Problem to solve. Extract each line of the data below exactly as written.

(Stored items from a collection)
********
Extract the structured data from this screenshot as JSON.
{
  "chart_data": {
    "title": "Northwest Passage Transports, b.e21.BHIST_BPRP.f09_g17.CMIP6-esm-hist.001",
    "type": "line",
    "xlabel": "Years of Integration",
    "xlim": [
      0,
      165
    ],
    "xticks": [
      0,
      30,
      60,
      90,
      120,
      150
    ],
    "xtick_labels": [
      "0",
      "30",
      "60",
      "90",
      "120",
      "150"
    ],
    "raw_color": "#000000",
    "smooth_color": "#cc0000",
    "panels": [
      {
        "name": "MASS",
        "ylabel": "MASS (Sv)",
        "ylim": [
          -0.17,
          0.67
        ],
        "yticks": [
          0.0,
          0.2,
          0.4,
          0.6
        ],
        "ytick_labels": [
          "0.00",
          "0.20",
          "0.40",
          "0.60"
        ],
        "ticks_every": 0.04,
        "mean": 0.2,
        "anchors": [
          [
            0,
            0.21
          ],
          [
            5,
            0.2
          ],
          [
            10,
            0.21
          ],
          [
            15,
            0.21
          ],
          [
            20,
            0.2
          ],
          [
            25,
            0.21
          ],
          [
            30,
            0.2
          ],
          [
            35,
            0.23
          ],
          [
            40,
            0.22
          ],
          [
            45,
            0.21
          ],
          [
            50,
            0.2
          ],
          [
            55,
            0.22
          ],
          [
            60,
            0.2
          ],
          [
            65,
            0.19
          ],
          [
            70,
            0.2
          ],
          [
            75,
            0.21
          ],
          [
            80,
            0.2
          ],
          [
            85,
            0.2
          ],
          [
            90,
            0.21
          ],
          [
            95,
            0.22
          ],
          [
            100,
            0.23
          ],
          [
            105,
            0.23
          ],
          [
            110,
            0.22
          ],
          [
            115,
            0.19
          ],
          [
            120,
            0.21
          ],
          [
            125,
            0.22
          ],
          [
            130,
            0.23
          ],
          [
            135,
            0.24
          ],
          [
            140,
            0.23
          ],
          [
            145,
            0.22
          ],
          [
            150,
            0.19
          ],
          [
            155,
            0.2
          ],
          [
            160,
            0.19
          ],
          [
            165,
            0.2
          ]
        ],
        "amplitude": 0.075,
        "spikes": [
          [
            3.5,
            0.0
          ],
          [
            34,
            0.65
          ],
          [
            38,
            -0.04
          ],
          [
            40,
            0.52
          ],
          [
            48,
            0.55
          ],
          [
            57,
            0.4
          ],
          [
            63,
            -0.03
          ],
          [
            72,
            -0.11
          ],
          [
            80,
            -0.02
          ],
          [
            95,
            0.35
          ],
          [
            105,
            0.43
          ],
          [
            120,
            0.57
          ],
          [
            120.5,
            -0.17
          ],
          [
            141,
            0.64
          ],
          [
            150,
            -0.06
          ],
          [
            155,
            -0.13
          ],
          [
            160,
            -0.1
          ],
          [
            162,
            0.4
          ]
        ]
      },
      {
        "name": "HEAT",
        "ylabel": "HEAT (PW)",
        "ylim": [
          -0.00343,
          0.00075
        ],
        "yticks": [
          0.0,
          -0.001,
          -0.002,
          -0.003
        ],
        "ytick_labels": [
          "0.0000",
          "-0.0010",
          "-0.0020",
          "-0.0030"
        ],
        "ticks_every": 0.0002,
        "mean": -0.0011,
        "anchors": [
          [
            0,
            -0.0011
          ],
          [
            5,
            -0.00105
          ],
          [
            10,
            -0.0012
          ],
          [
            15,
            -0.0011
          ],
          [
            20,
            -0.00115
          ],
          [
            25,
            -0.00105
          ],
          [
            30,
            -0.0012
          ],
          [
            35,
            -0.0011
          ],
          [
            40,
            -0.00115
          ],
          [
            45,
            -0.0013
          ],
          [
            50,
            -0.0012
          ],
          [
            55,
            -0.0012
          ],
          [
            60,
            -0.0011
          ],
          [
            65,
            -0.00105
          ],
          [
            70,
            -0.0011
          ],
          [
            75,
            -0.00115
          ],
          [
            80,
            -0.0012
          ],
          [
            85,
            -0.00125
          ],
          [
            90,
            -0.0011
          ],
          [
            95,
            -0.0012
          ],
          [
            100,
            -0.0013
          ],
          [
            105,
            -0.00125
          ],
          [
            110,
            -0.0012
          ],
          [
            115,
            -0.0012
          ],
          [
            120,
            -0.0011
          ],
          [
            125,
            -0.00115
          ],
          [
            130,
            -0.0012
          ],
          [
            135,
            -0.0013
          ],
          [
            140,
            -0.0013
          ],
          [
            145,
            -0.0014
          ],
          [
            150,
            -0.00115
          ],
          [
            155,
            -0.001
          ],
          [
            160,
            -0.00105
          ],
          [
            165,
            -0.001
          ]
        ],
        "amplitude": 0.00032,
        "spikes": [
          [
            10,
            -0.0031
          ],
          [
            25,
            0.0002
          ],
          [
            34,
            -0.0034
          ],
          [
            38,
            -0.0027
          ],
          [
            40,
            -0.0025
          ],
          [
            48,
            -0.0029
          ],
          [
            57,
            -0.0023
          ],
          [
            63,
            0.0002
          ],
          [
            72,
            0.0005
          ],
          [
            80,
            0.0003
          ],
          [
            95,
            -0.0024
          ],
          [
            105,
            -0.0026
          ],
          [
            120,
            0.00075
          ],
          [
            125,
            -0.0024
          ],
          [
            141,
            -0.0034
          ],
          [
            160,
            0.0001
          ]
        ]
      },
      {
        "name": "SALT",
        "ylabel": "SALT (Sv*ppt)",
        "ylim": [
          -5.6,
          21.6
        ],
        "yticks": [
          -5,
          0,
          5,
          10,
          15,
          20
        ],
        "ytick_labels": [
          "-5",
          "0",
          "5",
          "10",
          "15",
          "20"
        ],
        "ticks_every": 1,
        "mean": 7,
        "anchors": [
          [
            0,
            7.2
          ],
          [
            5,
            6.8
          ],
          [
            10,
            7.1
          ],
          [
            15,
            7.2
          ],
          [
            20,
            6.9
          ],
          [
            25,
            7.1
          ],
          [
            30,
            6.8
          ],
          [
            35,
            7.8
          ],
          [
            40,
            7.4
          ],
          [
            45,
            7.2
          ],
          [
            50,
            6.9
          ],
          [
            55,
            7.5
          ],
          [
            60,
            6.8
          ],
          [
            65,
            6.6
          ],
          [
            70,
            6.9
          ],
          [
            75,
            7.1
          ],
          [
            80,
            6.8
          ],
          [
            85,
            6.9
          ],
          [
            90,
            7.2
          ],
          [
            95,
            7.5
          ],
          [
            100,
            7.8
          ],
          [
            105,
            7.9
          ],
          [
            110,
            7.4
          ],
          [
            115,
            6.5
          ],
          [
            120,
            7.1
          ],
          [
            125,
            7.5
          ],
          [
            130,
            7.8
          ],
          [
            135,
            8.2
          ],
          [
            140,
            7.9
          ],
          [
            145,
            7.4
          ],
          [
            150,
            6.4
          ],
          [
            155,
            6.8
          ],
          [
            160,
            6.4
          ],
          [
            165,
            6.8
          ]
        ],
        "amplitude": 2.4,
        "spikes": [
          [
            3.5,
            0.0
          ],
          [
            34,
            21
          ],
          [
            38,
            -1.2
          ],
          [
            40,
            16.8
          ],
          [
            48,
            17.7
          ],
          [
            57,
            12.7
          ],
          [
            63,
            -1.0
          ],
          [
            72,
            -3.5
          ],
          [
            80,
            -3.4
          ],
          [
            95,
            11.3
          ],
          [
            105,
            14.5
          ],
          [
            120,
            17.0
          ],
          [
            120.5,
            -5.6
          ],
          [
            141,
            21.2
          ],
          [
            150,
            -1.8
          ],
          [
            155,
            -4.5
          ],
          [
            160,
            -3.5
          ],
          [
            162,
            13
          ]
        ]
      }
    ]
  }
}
********
Final answer.
Extract the structured data from this screenshot as JSON.
{
  "chart_data": {
    "title": "Northwest Passage Transports, b.e21.BHIST_BPRP.f09_g17.CMIP6-esm-hist.001",
    "type": "line",
    "xlabel": "Years of Integration",
    "xlim": [
      0,
      165
    ],
    "xticks": [
      0,
      30,
      60,
      90,
      120,
      150
    ],
    "xtick_labels": [
      "0",
      "30",
      "60",
      "90",
      "120",
      "150"
    ],
    "raw_color": "#000000",
    "smooth_color": "#cc0000",
    "panels": [
      {
        "name": "MASS",
        "ylabel": "MASS (Sv)",
        "ylim": [
          -0.17,
          0.67
        ],
        "yticks": [
          0.0,
          0.2,
          0.4,
          0.6
        ],
        "ytick_labels": [
          "0.00",
          "0.20",
          "0.40",
          "0.60"
        ],
        "ticks_every": 0.04,
        "mean": 0.2,
        "anchors": [
          [
            0,
            0.21
          ],
          [
            5,
            0.2
          ],
          [
            10,
            0.21
          ],
          [
            15,
            0.21
          ],
          [
            20,
            0.2
          ],
          [
            25,
            0.21
          ],
          [
            30,
            0.2
          ],
          [
            35,
            0.23
          ],
          [
            40,
            0.22
          ],
          [
            45,
            0.21
          ],
          [
            50,
            0.2
          ],
          [
            55,
            0.22
          ],
          [
            60,
            0.2
          ],
          [
            65,
            0.19
          ],
          [
            70,
            0.2
          ],
          [
            75,
            0.21
          ],
          [
            80,
            0.2
          ],
          [
            85,
            0.2
          ],
          [
            90,
            0.21
          ],
          [
            95,
            0.22
          ],
          [
            100,
            0.23
          ],
          [
            105,
            0.23
          ],
          [
            110,
            0.22
          ],
          [
            115,
            0.19
          ],
          [
            120,
            0.21
          ],
          [
            125,
            0.22
          ],
          [
            130,
            0.23
          ],
          [
            135,
            0.24
          ],
          [
            140,
            0.23
          ],
          [
            145,
            0.22
          ],
          [
            150,
            0.19
          ],
          [
            155,
            0.2
          ],
          [
            160,
            0.19
          ],
          [
            165,
            0.2
          ]
        ],
        "amplitude": 0.075,
        "spikes": [
          [
            3.5,
            0.0
          ],
          [
            34,
            0.65
          ],
          [
            38,
            -0.04
          ],
          [
            40,
            0.52
          ],
          [
            48,
            0.55
          ],
          [
            57,
            0.4
          ],
          [
            63,
            -0.03
          ],
          [
            72,
            -0.11
          ],
          [
            80,
            -0.02
          ],
          [
            95,
            0.35
          ],
          [
            105,
            0.43
          ],
          [
            120,
            0.57
          ],
          [
            120.5,
            -0.17
          ],
          [
            141,
            0.64
          ],
          [
            150,
            -0.06
          ],
          [
            155,
            -0.13
          ],
          [
            160,
            -0.1
          ],
          [
            162,
            0.4
          ]
        ]
      },
      {
        "name": "HEAT",
        "ylabel": "HEAT (PW)",
        "ylim": [
          -0.00343,
          0.00075
        ],
        "yticks": [
          0.0,
          -0.001,
          -0.002,
          -0.003
        ],
        "ytick_labels": [
          "0.0000",
          "-0.0010",
          "-0.0020",
          "-0.0030"
        ],
        "ticks_every": 0.0002,
        "mean": -0.0011,
        "anchors": [
          [
            0,
            -0.0011
          ],
          [
            5,
            -0.00105
          ],
          [
            10,
            -0.0012
          ],
          [
            15,
            -0.0011
          ],
          [
            20,
            -0.00115
          ],
          [
            25,
            -0.00105
          ],
          [
            30,
            -0.0012
          ],
          [
            35,
            -0.0011
          ],
          [
            40,
            -0.00115
          ],
          [
            45,
            -0.0013
          ],
          [
            50,
            -0.0012
          ],
          [
            55,
            -0.0012
          ],
          [
            60,
            -0.0011
          ],
          [
            65,
            -0.00105
          ],
          [
            70,
            -0.0011
          ],
          [
            75,
            -0.00115
          ],
          [
            80,
            -0.0012
          ],
          [
            85,
            -0.00125
          ],
          [
            90,
            -0.0011
          ],
          [
            95,
            -0.0012
          ],
          [
            100,
            -0.0013
          ],
          [
            105,
            -0.00125
          ],
          [
            110,
            -0.0012
          ],
          [
            115,
            -0.0012
          ],
          [
            120,
            -0.0011
          ],
          [
            125,
            -0.00115
          ],
          [
            130,
            -0.0012
          ],
          [
            135,
            -0.0013
          ],
          [
            140,
            -0.0013
          ],
          [
            145,
            -0.0014
          ],
          [
            150,
            -0.00115
          ],
          [
            155,
            -0.001
          ],
          [
            160,
            -0.00105
          ],
          [
            165,
            -0.001
          ]
        ],
        "amplitude": 0.00032,
        "spikes": [
          [
            10,
            -0.0031
          ],
          [
            25,
            0.0002
          ],
          [
            34,
            -0.0034
          ],
          [
            38,
            -0.0027
          ],
          [
            40,
            -0.0025
          ],
          [
            48,
            -0.0029
          ],
          [
            57,
            -0.0023
          ],
          [
            63,
            0.0002
          ],
          [
            72,
            0.0005
          ],
          [
            80,
            0.0003
          ],
          [
            95,
            -0.0024
          ],
          [
            105,
            -0.0026
          ],
          [
            120,
            0.00075
          ],
          [
            125,
            -0.0024
          ],
          [
            141,
            -0.0034
          ],
          [
            160,
            0.0001
          ]
        ]
      },
      {
        "name": "SALT",
        "ylabel": "SALT (Sv*ppt)",
        "ylim": [
          -5.6,
          21.6
        ],
        "yticks": [
          -5,
          0,
          5,
          10,
          15,
          20
        ],
        "ytick_labels": [
          "-5",
          "0",
          "5",
          "10",
          "15",
          "20"
        ],
        "ticks_every": 1,
        "mean": 7,
        "anchors": [
          [
            0,
            7.2
          ],
          [
            5,
            6.8
          ],
          [
            10,
            7.1
          ],
          [
            15,
            7.2
          ],
          [
            20,
            6.9
          ],
          [
            25,
            7.1
          ],
          [
            30,
            6.8
          ],
          [
            35,
            7.8
          ],
          [
            40,
            7.4
          ],
          [
            45,
            7.2
          ],
          [
            50,
            6.9
          ],
          [
            55,
            7.5
          ],
          [
            60,
            6.8
          ],
          [
            65,
            6.6
          ],
          [
            70,
            6.9
          ],
          [
            75,
            7.1
          ],
          [
            80,
            6.8
          ],
          [
            85,
            6.9
          ],
          [
            90,
            7.2
          ],
          [
            95,
            7.5
          ],
          [
            100,
            7.8
          ],
          [
            105,
            7.9
          ],
          [
            110,
            7.4
          ],
          [
            115,
            6.5
          ],
          [
            120,
            7.1
          ],
          [
            125,
            7.5
          ],
          [
            130,
            7.8
          ],
          [
            135,
            8.2
          ],
          [
            140,
            7.9
          ],
          [
            145,
            7.4
          ],
          [
            150,
            6.4
          ],
          [
            155,
            6.8
          ],
          [
            160,
            6.4
          ],
          [
            165,
            6.8
          ]
        ],
        "amplitude": 2.4,
        "spikes": [
          [
            3.5,
            0.0
          ],
          [
            34,
            21
          ],
          [
            38,
            -1.2
          ],
          [
            40,
            16.8
          ],
          [
            48,
            17.7
          ],
          [
            57,
            12.7
          ],
          [
            63,
            -1.0
          ],
          [
            72,
            -3.5
          ],
          [
            80,
            -3.4
          ],
          [
            95,
            11.3
          ],
          [
            105,
            14.5
          ],
          [
            120,
            17.0
          ],
          [
            120.5,
            -5.6
          ],
          [
            141,
            21.2
          ],
          [
            150,
            -1.8
          ],
          [
            155,
            -4.5
          ],
          [
            160,
            -3.5
          ],
          [
            162,
            13
          ]
        ]
      }
    ]
  }
}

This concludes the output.